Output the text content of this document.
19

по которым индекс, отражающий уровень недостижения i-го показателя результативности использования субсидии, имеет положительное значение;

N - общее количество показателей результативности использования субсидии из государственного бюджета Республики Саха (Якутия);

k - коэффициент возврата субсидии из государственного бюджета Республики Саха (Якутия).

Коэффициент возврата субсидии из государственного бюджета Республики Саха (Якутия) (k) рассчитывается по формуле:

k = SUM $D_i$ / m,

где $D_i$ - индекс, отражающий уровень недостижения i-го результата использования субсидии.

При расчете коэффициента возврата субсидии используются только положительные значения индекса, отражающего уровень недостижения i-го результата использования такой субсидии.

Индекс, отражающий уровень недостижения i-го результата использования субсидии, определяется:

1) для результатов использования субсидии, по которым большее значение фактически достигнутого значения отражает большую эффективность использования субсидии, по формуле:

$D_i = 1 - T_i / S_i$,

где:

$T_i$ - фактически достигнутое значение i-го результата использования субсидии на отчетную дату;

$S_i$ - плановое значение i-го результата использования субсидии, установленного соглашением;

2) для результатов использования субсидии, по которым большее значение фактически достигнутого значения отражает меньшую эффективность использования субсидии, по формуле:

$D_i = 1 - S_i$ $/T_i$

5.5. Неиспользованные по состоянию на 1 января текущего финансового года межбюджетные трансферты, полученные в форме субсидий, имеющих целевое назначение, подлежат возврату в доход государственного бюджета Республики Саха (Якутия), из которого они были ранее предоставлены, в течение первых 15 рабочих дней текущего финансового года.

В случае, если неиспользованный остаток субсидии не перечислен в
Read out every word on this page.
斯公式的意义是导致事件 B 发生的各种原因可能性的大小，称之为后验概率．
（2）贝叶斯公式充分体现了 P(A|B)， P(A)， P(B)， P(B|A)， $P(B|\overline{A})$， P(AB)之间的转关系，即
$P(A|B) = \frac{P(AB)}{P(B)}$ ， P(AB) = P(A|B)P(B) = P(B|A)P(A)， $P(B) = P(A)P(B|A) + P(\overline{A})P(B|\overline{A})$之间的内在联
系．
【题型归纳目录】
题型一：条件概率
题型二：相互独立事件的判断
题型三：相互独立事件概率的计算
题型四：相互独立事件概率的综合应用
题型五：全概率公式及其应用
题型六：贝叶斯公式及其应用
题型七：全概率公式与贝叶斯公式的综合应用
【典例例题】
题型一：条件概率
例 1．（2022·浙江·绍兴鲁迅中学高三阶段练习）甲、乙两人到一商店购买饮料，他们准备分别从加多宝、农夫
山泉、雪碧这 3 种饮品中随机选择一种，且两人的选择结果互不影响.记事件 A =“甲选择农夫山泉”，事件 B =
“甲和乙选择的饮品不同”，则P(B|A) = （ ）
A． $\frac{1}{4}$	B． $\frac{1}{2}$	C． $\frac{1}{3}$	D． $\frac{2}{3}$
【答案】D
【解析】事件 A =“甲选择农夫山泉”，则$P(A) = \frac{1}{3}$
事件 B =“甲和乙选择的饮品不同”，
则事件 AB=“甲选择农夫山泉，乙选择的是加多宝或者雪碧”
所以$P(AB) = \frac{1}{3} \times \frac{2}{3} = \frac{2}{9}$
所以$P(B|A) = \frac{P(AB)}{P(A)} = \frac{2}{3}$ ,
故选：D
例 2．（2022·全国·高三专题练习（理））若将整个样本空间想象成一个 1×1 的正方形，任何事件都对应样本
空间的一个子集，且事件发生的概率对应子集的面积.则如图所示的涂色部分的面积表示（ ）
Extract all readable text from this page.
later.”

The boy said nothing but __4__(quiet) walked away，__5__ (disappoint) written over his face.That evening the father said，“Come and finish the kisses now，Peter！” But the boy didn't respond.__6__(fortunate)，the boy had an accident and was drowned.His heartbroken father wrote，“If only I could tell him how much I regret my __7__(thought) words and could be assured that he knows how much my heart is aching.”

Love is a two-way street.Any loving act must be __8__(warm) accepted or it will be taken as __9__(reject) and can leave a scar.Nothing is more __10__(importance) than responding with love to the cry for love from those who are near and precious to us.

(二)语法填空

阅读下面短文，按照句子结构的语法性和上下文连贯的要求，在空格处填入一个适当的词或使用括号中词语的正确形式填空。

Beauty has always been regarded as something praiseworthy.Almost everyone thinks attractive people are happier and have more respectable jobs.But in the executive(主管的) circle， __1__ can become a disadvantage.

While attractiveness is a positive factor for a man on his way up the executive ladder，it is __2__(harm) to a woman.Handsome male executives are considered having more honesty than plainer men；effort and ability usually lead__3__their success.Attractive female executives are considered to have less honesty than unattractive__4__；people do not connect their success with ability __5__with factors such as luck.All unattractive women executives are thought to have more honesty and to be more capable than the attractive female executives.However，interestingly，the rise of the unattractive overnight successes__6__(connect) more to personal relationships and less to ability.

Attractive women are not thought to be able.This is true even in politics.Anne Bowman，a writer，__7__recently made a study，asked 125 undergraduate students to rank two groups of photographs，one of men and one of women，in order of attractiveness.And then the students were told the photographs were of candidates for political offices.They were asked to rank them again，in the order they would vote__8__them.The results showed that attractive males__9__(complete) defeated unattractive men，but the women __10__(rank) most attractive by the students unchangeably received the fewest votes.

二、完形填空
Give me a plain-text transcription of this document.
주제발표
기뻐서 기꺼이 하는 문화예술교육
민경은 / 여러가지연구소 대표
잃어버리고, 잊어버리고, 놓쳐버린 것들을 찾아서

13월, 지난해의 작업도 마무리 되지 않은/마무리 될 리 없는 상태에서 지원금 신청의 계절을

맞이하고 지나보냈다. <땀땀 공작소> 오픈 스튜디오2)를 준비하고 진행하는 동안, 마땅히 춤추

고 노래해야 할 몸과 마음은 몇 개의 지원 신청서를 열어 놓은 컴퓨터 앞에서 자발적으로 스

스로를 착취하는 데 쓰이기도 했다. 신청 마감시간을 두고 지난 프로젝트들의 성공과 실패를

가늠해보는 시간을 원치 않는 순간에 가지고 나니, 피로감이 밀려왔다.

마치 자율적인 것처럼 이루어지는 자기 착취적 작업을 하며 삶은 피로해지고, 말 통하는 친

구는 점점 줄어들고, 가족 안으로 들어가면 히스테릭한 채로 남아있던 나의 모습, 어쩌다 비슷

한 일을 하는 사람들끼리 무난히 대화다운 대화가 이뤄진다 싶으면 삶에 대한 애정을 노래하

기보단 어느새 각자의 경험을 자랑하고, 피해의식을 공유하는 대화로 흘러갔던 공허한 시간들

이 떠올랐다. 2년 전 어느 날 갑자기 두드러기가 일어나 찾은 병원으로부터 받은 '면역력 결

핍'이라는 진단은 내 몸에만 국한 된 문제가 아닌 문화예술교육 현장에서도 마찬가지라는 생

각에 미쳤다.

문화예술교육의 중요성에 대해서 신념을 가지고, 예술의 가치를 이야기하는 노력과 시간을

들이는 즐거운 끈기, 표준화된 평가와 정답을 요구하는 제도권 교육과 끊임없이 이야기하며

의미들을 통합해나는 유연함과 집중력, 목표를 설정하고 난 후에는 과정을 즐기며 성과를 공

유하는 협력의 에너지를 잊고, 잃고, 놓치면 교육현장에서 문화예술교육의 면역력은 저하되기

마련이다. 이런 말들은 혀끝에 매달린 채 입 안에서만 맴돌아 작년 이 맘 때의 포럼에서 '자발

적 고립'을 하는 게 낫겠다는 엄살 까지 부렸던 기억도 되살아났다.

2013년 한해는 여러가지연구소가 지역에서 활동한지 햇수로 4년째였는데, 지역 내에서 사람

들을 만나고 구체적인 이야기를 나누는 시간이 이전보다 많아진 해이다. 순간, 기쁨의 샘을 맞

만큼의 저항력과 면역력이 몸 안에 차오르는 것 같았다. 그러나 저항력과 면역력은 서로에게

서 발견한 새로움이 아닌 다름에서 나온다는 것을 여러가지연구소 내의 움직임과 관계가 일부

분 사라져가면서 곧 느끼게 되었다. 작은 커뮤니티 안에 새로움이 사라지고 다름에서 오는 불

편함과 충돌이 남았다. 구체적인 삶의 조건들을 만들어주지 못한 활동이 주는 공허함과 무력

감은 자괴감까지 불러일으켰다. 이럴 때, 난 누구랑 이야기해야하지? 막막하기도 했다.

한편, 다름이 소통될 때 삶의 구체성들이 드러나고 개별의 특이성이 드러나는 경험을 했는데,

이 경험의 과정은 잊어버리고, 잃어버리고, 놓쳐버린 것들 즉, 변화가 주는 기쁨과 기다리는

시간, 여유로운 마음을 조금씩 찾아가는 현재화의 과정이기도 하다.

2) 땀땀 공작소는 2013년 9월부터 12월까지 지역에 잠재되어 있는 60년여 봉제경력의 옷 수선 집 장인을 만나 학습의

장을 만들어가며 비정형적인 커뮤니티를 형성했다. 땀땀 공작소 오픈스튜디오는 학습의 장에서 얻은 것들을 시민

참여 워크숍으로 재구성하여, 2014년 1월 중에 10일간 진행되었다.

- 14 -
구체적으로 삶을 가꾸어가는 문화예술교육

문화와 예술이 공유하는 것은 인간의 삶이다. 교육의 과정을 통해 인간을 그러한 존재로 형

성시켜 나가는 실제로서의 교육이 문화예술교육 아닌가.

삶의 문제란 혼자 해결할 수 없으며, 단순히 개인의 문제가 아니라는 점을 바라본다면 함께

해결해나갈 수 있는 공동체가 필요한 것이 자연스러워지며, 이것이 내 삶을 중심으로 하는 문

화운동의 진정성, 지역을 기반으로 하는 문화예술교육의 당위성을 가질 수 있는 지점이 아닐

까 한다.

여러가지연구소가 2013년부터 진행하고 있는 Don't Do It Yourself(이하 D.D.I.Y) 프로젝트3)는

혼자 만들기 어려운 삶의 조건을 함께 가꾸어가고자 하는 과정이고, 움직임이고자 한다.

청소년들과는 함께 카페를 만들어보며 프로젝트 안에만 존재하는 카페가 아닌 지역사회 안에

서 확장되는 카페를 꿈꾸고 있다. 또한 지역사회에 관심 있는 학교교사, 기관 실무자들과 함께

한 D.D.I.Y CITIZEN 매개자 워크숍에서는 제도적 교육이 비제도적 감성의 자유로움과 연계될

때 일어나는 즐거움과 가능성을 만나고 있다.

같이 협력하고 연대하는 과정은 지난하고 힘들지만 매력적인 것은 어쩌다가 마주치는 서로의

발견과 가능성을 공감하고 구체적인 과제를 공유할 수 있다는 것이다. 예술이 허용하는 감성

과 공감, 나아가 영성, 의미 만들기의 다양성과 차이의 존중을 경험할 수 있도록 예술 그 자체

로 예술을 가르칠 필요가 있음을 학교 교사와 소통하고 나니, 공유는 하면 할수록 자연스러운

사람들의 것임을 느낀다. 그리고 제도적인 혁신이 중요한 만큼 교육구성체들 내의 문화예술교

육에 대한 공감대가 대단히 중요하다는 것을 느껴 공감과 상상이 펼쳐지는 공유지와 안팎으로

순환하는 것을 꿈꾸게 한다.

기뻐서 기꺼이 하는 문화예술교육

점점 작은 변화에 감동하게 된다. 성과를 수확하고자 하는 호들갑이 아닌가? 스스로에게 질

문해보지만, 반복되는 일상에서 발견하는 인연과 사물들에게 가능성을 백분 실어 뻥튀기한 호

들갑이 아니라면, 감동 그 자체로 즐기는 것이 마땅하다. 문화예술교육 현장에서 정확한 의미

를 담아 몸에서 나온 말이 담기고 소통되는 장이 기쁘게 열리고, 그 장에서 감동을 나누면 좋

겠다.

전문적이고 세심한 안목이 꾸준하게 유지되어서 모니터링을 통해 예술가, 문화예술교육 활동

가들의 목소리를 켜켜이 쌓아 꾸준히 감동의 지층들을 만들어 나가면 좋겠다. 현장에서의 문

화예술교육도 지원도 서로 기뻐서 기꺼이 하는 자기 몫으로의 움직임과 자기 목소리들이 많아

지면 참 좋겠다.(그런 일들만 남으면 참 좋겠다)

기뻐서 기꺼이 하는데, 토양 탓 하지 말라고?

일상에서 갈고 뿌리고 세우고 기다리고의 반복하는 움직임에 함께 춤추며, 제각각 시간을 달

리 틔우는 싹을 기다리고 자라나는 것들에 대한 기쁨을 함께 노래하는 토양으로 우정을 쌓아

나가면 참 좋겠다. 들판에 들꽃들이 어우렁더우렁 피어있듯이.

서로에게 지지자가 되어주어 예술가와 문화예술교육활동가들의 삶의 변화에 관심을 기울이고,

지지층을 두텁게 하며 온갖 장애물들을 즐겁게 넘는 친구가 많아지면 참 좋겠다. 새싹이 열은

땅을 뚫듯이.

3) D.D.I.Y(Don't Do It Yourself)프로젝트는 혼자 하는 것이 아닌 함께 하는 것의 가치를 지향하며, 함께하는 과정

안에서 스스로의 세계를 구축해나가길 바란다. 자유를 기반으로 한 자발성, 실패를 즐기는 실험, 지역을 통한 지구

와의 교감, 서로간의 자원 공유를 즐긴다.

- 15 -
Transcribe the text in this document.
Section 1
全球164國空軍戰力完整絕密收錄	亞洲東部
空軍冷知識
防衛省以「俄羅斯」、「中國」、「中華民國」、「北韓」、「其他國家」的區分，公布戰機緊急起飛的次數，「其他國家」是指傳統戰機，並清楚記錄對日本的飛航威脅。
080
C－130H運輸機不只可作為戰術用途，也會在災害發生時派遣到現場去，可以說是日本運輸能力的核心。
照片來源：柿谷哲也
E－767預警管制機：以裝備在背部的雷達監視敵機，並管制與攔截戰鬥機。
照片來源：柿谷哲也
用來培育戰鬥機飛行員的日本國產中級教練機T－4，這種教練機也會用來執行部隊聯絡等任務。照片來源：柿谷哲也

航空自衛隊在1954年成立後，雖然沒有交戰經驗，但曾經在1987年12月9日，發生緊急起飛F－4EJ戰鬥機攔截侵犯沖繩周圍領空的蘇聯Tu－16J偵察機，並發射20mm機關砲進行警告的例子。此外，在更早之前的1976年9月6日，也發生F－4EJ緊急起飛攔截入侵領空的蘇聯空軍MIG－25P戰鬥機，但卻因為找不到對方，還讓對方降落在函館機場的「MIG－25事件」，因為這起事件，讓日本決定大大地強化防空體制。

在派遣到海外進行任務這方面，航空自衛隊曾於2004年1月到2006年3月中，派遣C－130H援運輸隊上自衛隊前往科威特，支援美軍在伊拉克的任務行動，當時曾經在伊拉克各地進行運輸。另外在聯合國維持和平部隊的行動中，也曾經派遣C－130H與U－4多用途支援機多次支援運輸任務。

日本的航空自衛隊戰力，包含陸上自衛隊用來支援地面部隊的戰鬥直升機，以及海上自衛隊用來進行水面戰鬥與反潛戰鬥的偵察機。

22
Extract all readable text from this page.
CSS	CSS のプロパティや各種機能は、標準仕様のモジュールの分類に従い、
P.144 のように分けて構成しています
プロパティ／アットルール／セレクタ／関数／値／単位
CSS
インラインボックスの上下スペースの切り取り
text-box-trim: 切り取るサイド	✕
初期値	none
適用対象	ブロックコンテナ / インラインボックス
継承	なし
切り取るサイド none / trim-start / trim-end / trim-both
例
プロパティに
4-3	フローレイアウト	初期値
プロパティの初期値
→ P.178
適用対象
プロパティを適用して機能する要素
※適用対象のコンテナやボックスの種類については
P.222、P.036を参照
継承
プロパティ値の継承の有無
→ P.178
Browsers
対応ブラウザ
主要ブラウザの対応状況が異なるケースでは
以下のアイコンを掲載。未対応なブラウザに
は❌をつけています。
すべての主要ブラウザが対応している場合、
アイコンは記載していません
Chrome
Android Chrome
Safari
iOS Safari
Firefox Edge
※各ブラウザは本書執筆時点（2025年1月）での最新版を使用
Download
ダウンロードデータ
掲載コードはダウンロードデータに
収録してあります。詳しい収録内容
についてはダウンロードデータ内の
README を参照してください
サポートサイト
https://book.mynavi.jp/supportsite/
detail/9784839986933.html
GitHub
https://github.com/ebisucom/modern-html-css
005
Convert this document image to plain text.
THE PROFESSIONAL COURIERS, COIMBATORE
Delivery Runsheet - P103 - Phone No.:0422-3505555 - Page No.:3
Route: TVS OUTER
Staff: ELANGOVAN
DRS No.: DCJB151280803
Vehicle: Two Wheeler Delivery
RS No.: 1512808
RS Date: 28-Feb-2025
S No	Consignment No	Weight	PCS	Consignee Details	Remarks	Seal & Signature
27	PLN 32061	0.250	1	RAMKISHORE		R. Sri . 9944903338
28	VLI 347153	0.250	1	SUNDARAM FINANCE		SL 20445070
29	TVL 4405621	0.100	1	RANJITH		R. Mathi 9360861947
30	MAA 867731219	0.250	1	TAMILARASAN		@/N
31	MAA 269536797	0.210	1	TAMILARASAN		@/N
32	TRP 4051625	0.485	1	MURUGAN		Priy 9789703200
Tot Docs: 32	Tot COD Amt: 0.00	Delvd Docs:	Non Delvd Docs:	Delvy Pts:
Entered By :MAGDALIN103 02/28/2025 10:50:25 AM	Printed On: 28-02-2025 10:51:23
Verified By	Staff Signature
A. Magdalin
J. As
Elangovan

WRITTEN TASK ->
Consider the entries above and return each line with the string "html".

TASK SOLUTION ->
detail/9784839986933.html
https://github.com/ebisucom/modern-html-css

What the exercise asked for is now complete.